Each line of the material below that holds the word "DatosEjemplo" needs to be copied.

# # # # # # #

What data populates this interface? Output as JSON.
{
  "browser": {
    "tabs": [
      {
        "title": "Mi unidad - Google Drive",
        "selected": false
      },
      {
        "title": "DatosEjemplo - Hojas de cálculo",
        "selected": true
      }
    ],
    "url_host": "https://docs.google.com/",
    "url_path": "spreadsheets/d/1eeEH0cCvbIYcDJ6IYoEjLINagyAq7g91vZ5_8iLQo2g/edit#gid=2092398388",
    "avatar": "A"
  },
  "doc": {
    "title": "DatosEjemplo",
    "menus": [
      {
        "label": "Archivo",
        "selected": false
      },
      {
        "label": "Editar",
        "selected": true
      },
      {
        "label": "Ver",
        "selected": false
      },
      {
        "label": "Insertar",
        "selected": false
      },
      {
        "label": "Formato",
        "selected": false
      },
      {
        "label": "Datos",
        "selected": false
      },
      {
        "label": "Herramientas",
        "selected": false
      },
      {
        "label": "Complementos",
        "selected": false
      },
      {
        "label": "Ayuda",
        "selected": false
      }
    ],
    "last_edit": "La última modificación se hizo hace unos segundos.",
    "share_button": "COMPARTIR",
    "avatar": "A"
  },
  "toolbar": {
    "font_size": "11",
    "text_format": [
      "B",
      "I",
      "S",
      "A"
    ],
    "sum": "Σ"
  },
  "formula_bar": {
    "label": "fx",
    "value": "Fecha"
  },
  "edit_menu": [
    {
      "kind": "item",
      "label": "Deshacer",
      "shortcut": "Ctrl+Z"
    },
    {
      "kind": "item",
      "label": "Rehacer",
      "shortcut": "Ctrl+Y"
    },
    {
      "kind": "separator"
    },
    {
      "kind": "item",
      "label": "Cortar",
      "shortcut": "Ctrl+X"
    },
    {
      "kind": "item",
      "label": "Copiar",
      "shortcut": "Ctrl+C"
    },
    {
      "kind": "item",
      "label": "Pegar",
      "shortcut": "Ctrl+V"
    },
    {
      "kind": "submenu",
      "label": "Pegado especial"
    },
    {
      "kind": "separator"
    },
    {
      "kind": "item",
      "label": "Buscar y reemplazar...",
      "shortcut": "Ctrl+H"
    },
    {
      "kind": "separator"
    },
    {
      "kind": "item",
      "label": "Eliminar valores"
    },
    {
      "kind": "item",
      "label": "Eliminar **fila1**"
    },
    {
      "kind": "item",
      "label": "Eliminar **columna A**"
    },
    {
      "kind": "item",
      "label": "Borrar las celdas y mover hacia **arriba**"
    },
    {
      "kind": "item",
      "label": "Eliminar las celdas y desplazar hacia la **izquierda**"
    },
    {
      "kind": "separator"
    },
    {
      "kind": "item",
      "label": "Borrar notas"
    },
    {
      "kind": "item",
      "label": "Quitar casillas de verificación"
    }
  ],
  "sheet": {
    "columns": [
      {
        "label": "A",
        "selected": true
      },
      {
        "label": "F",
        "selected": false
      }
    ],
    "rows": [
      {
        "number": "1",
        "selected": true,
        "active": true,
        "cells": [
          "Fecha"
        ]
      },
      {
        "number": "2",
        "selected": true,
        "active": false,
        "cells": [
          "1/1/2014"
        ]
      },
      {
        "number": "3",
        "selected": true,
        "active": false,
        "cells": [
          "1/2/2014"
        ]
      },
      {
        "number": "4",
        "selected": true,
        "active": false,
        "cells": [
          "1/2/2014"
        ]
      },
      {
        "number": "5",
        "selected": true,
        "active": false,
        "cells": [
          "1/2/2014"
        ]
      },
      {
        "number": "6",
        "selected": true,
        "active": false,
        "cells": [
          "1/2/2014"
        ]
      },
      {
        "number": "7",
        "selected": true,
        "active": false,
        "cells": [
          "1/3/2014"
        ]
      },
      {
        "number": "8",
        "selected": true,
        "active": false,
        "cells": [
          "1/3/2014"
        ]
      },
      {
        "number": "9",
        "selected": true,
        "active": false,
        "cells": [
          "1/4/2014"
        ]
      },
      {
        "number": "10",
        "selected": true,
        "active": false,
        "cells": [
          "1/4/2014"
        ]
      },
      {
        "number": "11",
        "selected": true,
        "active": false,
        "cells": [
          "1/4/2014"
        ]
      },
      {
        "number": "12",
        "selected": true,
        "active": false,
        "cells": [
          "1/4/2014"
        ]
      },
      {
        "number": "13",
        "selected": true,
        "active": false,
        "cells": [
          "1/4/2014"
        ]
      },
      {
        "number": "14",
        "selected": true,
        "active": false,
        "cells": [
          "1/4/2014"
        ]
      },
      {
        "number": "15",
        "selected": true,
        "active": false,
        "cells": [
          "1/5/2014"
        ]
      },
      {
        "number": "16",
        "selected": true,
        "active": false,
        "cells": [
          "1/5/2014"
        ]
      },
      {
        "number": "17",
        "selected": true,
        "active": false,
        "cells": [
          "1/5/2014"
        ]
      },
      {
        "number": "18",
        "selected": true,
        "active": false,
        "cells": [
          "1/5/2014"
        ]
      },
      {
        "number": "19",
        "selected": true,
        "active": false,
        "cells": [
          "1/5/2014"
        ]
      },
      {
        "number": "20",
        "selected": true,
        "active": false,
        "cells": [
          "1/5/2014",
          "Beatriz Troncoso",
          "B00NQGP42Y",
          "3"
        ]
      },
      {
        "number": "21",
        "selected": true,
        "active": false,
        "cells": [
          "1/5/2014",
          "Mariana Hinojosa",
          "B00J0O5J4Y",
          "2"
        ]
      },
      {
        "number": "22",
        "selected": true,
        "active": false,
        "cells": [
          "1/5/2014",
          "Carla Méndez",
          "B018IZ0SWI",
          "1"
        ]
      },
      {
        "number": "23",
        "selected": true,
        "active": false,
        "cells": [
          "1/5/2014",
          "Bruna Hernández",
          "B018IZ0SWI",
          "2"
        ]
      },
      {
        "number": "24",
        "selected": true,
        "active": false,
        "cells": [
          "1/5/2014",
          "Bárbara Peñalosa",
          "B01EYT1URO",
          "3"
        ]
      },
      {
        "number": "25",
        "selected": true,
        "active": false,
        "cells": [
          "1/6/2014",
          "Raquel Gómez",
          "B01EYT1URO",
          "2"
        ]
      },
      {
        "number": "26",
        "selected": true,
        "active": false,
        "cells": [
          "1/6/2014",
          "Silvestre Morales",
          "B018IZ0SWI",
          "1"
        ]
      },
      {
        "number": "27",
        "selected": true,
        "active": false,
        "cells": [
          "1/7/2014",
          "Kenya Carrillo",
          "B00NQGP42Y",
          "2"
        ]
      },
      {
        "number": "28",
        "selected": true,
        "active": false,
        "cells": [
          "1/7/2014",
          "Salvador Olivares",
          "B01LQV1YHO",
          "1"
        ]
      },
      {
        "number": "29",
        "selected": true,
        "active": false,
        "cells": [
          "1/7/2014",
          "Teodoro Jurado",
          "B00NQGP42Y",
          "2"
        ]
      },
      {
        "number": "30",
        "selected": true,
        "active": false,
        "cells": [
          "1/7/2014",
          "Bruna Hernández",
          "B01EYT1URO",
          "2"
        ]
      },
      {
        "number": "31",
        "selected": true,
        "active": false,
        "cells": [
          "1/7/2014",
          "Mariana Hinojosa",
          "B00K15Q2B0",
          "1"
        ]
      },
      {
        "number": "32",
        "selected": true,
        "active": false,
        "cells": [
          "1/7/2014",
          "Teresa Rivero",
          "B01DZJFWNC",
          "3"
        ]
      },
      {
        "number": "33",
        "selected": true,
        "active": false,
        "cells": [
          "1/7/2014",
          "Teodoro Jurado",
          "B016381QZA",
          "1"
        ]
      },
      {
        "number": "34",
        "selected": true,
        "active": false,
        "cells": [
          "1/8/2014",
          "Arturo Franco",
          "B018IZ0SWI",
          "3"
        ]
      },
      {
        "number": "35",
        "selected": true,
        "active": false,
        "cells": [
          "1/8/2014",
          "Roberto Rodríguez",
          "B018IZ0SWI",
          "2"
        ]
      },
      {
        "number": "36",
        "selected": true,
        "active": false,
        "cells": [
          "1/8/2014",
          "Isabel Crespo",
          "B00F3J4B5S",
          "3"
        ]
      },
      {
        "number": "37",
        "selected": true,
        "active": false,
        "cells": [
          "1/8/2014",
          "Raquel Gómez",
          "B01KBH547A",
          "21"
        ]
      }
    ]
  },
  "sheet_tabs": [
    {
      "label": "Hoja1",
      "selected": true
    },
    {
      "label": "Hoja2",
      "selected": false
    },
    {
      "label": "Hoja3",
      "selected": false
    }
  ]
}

# # # # # # #

Expected answer:
        "title": "DatosEjemplo - Hojas de cálculo",
    "title": "DatosEjemplo",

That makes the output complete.